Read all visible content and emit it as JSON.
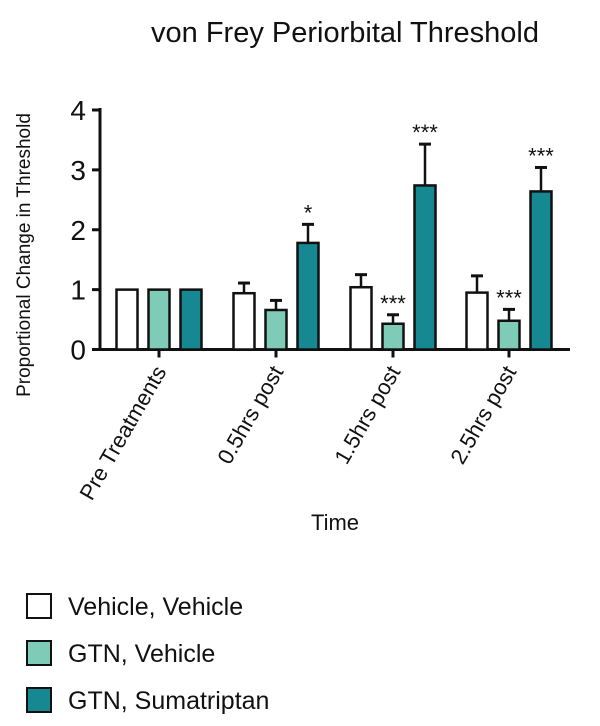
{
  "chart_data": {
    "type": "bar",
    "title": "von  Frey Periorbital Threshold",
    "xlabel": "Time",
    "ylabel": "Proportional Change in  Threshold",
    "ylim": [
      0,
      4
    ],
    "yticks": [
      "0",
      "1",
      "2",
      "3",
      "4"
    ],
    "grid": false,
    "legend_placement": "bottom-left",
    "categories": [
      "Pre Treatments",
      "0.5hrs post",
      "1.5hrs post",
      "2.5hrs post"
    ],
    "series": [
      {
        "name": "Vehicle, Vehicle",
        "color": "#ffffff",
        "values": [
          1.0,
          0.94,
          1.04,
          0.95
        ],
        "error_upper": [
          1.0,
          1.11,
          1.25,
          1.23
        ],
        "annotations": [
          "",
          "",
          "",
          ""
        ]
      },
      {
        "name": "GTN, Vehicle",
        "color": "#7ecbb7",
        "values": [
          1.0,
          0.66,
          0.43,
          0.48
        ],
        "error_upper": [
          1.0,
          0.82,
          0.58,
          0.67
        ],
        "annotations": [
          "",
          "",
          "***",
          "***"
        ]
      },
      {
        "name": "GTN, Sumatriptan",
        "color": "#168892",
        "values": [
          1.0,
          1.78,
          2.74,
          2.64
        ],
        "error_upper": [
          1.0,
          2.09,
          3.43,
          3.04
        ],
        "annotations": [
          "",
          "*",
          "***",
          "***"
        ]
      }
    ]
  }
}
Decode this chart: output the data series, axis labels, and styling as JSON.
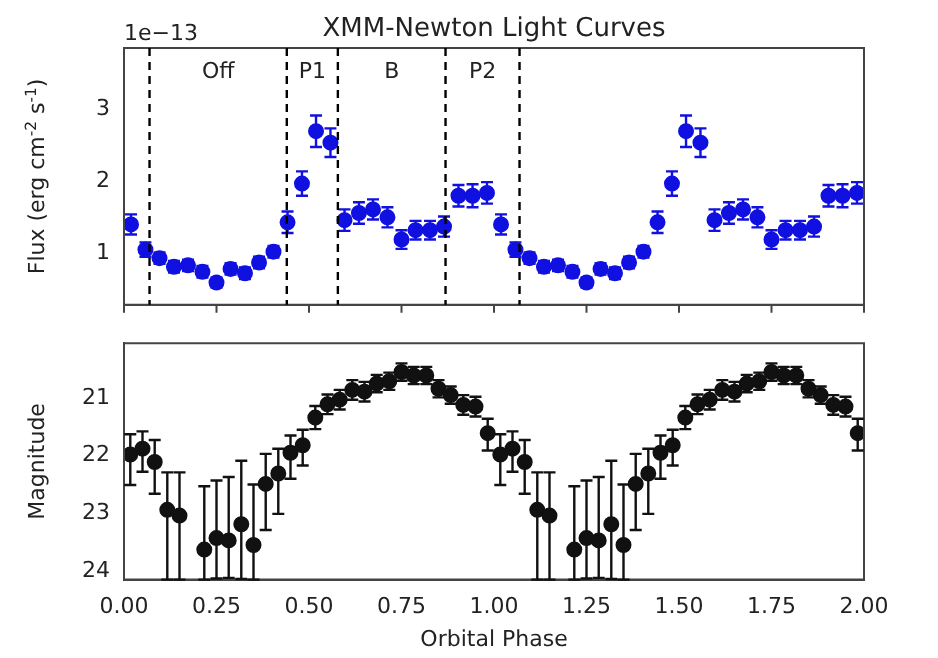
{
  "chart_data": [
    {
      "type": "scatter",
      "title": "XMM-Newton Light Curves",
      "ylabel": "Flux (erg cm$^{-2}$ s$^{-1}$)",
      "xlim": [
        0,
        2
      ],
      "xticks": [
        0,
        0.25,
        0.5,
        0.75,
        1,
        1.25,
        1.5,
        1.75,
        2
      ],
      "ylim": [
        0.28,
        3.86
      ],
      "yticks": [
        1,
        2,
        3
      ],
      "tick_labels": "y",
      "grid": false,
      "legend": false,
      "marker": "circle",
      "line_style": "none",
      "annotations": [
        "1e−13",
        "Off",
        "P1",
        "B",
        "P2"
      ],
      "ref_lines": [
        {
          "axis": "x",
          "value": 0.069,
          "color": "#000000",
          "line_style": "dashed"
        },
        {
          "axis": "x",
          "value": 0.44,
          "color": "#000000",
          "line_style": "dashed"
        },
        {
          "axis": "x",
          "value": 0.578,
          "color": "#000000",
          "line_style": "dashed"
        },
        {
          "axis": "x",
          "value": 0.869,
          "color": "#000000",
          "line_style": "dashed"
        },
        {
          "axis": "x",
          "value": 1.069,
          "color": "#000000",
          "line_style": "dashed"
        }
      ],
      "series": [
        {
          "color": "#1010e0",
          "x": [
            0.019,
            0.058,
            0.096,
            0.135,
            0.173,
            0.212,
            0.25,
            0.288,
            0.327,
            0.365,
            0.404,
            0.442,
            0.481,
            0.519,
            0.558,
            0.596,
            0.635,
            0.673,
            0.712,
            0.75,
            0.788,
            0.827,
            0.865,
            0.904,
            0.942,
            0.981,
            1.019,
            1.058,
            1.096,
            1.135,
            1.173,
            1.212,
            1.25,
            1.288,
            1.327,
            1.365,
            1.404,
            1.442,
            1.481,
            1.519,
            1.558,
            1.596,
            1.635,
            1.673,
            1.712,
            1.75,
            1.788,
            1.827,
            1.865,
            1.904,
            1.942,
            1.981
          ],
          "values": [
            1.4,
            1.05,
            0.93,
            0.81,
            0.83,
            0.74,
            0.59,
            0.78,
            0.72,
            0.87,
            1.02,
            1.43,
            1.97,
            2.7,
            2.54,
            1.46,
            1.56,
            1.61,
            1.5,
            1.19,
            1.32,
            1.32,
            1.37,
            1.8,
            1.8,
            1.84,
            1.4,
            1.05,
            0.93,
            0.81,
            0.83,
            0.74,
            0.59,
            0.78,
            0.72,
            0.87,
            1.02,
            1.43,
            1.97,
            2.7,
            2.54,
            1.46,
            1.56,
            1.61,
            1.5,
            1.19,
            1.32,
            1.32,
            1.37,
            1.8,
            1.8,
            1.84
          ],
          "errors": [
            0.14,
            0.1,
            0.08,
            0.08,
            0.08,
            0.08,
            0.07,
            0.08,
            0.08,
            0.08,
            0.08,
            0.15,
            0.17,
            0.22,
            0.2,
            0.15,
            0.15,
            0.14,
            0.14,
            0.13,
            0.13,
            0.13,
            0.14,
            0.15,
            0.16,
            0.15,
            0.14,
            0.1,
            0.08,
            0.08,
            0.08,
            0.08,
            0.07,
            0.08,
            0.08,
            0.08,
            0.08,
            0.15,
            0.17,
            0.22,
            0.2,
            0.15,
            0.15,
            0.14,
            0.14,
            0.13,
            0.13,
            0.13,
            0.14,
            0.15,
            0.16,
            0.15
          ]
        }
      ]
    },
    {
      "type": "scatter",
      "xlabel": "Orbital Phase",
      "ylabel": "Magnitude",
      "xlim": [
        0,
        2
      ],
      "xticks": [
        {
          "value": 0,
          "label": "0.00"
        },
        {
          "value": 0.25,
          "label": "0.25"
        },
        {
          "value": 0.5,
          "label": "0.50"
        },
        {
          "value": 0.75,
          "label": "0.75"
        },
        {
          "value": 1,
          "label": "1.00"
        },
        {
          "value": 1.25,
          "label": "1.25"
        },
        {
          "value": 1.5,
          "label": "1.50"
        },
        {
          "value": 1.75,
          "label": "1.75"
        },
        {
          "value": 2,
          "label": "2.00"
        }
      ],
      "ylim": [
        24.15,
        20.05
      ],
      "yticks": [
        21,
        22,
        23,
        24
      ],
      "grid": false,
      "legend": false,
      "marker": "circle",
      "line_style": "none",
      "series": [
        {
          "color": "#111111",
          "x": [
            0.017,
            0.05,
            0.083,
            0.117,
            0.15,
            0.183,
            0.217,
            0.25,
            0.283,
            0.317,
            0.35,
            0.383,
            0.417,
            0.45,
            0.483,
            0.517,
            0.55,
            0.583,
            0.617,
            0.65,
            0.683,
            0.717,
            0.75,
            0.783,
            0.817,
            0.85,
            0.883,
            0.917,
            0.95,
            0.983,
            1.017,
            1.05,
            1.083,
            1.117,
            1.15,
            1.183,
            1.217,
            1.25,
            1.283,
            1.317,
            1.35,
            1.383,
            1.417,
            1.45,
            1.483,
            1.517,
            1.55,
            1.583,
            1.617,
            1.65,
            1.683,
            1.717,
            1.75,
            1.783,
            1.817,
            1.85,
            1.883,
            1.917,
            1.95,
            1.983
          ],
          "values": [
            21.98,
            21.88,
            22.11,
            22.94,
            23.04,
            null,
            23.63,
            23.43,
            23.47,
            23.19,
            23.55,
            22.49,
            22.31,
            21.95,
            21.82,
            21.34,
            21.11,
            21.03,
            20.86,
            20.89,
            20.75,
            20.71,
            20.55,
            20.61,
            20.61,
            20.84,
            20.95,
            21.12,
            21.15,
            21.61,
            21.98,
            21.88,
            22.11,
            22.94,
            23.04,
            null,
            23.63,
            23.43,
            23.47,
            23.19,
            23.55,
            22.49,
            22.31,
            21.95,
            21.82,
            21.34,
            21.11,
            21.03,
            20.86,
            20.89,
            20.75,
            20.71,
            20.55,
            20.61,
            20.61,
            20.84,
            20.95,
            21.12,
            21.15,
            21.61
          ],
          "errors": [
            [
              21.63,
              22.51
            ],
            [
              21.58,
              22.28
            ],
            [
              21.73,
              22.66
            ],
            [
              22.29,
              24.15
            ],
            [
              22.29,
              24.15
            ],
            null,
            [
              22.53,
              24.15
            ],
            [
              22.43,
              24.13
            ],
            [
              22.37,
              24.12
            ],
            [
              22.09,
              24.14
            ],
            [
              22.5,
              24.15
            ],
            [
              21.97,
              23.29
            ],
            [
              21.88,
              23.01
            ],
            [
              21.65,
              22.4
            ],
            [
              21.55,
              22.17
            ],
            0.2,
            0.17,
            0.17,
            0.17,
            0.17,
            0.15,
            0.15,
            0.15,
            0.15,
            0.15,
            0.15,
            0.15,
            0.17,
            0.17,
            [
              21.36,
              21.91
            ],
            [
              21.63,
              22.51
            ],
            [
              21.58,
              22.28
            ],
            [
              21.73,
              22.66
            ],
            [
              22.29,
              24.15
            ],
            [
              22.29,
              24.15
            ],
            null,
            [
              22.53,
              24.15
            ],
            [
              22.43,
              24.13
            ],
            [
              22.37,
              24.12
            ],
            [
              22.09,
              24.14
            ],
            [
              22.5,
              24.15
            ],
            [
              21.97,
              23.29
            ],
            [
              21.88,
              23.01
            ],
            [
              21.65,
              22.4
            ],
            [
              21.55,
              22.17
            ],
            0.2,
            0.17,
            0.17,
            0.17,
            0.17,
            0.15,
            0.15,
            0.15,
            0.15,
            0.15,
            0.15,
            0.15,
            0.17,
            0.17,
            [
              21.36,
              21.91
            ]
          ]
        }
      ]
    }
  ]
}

*What is asked:*
Write out every line of the listing that holds the word "Vehicle".

*Reply to the task:*
        "name": "Vehicle, Vehicle",
        "name": "GTN, Vehicle",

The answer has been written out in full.